▼▼▼

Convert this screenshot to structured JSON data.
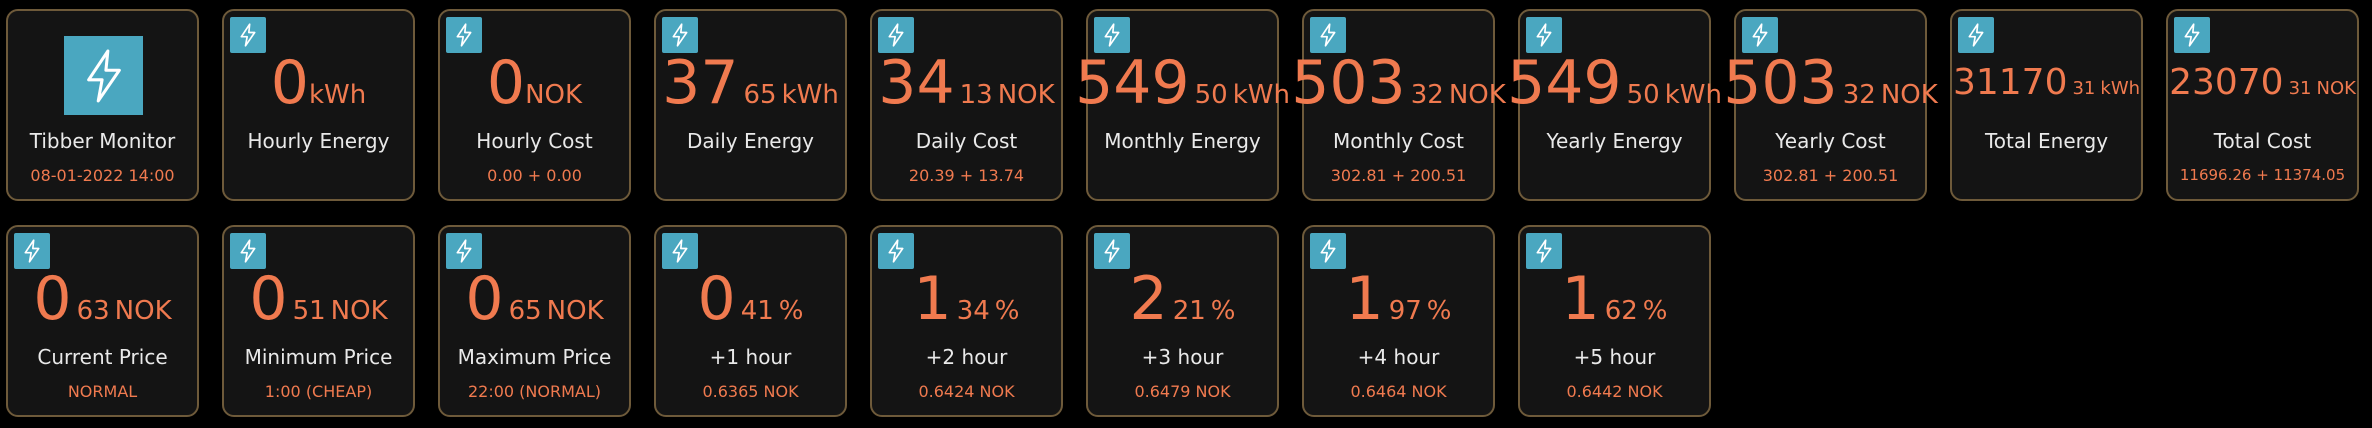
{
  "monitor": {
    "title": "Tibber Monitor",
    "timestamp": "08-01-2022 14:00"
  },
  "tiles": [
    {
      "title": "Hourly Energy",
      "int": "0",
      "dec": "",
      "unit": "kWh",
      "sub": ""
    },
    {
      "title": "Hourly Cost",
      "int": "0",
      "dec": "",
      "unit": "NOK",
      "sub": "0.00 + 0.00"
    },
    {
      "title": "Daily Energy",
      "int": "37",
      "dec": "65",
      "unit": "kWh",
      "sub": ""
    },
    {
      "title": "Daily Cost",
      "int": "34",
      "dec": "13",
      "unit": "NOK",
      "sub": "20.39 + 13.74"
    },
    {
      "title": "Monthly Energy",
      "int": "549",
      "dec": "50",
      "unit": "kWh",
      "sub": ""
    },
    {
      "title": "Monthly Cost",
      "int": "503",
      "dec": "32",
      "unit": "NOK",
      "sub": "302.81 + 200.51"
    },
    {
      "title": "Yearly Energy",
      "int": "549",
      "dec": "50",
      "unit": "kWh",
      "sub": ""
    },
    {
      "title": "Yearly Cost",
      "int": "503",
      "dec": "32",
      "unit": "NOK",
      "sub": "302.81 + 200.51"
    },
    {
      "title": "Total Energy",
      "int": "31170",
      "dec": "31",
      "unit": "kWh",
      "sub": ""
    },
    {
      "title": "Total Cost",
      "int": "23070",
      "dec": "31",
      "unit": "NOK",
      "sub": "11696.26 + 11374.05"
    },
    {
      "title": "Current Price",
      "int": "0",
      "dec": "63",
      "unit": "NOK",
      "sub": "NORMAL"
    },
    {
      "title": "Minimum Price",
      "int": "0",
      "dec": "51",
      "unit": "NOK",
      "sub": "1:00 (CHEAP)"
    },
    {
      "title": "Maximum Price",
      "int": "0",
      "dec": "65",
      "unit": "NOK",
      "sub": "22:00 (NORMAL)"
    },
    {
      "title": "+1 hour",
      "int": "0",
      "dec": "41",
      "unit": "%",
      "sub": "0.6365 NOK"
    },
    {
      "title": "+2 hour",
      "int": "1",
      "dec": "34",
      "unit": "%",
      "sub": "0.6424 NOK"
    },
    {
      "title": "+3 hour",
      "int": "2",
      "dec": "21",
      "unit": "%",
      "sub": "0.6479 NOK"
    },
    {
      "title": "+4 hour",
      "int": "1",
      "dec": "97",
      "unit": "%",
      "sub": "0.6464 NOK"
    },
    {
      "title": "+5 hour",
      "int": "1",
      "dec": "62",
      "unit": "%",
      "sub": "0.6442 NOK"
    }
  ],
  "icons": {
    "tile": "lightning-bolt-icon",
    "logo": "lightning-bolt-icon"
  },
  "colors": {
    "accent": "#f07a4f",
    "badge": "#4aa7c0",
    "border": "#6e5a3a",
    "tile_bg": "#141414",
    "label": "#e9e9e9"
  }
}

▲▲▲
▼▼▼

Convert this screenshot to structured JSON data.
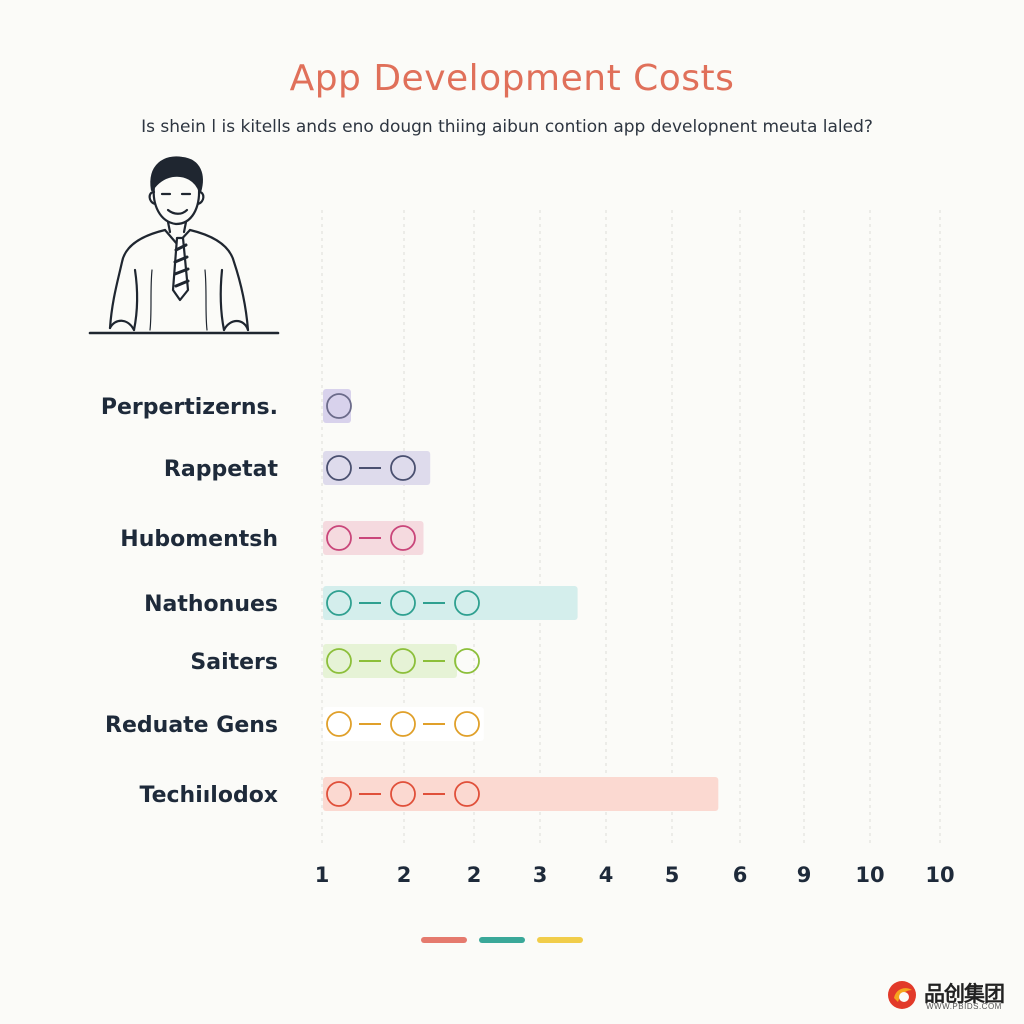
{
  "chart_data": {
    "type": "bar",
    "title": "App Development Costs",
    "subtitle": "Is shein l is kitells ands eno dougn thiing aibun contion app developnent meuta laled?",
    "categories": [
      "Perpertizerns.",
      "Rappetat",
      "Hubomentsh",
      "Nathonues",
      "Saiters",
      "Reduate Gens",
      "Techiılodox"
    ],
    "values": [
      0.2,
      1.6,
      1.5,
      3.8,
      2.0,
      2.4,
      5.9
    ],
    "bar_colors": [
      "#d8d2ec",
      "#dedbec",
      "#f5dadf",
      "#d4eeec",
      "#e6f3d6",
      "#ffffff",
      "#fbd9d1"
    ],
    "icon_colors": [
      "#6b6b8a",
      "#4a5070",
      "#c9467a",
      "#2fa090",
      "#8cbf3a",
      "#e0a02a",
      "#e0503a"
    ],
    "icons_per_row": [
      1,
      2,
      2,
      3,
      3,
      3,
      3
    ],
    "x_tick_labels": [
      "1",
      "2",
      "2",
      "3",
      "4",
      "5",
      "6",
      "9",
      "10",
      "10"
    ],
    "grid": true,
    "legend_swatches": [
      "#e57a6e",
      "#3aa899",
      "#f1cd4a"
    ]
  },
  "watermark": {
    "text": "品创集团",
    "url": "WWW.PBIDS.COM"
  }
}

▲▲▲

- [STATED EXERCISE]: Search the data for the string "Price" and copy each line where it appears.

- [CORRECT ANSWER]:
      "title": "Current Price",
      "title": "Minimum Price",
      "title": "Maximum Price",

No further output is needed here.